## INSTRUCTION
Send back the records in full, character for character.

(Items listed in a dataset)
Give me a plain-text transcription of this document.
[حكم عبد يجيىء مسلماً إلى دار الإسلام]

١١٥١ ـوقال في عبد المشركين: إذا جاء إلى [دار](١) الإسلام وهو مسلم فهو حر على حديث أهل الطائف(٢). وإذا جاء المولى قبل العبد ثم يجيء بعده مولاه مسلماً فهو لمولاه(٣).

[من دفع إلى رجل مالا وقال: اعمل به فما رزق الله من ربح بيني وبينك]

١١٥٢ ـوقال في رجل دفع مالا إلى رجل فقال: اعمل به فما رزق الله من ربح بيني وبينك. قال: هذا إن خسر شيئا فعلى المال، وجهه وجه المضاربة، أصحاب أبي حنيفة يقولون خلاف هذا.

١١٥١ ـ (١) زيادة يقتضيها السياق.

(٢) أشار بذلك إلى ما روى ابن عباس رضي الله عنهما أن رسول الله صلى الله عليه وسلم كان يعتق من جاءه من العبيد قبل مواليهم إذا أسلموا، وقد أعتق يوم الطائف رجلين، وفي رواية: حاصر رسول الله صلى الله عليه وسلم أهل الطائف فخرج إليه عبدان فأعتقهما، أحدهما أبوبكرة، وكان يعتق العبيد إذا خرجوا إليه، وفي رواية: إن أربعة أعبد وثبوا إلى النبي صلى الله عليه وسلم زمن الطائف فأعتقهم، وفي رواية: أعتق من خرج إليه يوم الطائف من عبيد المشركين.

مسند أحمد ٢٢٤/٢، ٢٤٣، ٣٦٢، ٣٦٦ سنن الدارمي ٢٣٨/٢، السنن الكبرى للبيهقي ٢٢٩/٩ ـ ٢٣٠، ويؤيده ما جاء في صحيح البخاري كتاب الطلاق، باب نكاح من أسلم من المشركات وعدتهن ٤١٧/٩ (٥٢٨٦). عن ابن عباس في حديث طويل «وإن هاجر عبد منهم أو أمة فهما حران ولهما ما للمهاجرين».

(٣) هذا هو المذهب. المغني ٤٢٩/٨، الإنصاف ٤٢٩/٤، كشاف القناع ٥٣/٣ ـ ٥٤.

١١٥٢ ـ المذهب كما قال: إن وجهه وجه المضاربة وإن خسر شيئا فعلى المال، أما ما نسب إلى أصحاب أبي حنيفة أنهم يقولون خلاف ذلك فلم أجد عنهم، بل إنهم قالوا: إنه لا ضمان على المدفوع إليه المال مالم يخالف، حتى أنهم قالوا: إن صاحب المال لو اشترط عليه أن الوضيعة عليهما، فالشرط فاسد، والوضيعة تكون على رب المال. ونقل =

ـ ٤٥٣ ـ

## COMPLETE ANSWER
Give me a plain-text transcription of this document.
[حكم عبد يجيىء مسلماً إلى دار الإسلام]

١١٥١ ـوقال في عبد المشركين: إذا جاء إلى [دار](١) الإسلام وهو مسلم فهو حر على حديث أهل الطائف(٢). وإذا جاء المولى قبل العبد ثم يجيء بعده مولاه مسلماً فهو لمولاه(٣).

[من دفع إلى رجل مالا وقال: اعمل به فما رزق الله من ربح بيني وبينك]

١١٥٢ ـوقال في رجل دفع مالا إلى رجل فقال: اعمل به فما رزق الله من ربح بيني وبينك. قال: هذا إن خسر شيئا فعلى المال، وجهه وجه المضاربة، أصحاب أبي حنيفة يقولون خلاف هذا.

١١٥١ ـ (١) زيادة يقتضيها السياق.

(٢) أشار بذلك إلى ما روى ابن عباس رضي الله عنهما أن رسول الله صلى الله عليه وسلم كان يعتق من جاءه من العبيد قبل مواليهم إذا أسلموا، وقد أعتق يوم الطائف رجلين، وفي رواية: حاصر رسول الله صلى الله عليه وسلم أهل الطائف فخرج إليه عبدان فأعتقهما، أحدهما أبوبكرة، وكان يعتق العبيد إذا خرجوا إليه، وفي رواية: إن أربعة أعبد وثبوا إلى النبي صلى الله عليه وسلم زمن الطائف فأعتقهم، وفي رواية: أعتق من خرج إليه يوم الطائف من عبيد المشركين.

مسند أحمد ٢٢٤/٢، ٢٤٣، ٣٦٢، ٣٦٦ سنن الدارمي ٢٣٨/٢، السنن الكبرى للبيهقي ٢٢٩/٩ ـ ٢٣٠، ويؤيده ما جاء في صحيح البخاري كتاب الطلاق، باب نكاح من أسلم من المشركات وعدتهن ٤١٧/٩ (٥٢٨٦). عن ابن عباس في حديث طويل «وإن هاجر عبد منهم أو أمة فهما حران ولهما ما للمهاجرين».

(٣) هذا هو المذهب. المغني ٤٢٩/٨، الإنصاف ٤٢٩/٤، كشاف القناع ٥٣/٣ ـ ٥٤.

١١٥٢ ـ المذهب كما قال: إن وجهه وجه المضاربة وإن خسر شيئا فعلى المال، أما ما نسب إلى أصحاب أبي حنيفة أنهم يقولون خلاف ذلك فلم أجد عنهم، بل إنهم قالوا: إنه لا ضمان على المدفوع إليه المال مالم يخالف، حتى أنهم قالوا: إن صاحب المال لو اشترط عليه أن الوضيعة عليهما، فالشرط فاسد، والوضيعة تكون على رب المال. ونقل =

ـ ٤٥٣ ـ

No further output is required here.